Task instructions => Scan the records and identify every line in which the string "document" occurs, then return those lines.
>> START
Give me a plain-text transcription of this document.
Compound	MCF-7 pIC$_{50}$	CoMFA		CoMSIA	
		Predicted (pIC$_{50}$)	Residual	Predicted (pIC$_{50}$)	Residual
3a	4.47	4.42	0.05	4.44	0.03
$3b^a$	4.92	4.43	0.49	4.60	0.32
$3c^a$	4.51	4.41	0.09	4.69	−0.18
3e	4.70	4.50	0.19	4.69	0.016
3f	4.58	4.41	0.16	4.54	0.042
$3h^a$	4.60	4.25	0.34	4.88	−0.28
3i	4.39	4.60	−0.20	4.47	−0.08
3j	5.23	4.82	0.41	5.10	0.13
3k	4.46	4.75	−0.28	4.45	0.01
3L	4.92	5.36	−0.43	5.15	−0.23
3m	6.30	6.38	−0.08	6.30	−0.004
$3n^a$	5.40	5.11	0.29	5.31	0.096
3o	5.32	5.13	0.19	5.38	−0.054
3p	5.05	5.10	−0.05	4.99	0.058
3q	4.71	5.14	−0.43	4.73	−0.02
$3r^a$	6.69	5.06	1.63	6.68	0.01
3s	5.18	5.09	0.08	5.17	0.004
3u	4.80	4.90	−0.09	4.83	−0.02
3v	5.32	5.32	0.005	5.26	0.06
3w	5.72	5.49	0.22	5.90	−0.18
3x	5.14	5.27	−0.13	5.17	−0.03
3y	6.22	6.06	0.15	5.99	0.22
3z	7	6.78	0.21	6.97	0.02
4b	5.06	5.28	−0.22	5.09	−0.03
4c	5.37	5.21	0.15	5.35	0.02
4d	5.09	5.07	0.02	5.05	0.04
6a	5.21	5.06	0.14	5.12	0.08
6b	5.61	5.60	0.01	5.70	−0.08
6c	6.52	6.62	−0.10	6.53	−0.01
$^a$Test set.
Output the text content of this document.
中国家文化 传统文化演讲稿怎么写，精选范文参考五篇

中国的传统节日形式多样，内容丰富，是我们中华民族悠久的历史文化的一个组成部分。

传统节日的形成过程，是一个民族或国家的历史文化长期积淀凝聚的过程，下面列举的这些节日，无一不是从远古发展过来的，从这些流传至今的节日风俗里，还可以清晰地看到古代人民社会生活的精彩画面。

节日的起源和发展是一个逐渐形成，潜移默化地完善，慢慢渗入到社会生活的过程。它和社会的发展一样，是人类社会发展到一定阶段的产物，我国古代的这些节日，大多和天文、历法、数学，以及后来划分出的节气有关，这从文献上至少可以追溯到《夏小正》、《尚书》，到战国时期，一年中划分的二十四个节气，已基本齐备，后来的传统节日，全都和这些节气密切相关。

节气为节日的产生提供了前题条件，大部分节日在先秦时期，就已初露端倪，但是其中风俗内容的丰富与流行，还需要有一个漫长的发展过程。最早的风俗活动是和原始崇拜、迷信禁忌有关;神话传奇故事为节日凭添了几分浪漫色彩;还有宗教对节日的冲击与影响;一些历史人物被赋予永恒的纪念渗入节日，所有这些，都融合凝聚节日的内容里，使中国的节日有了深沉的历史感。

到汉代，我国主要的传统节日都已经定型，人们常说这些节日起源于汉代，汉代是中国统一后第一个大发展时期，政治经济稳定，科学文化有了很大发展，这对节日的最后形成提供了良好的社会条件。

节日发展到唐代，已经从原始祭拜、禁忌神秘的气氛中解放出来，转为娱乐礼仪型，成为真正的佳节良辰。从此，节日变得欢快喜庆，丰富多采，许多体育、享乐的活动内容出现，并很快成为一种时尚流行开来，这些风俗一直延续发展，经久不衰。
>> END
Task solution =>
Give me a plain-text transcription of this document.
Output the text content of this document.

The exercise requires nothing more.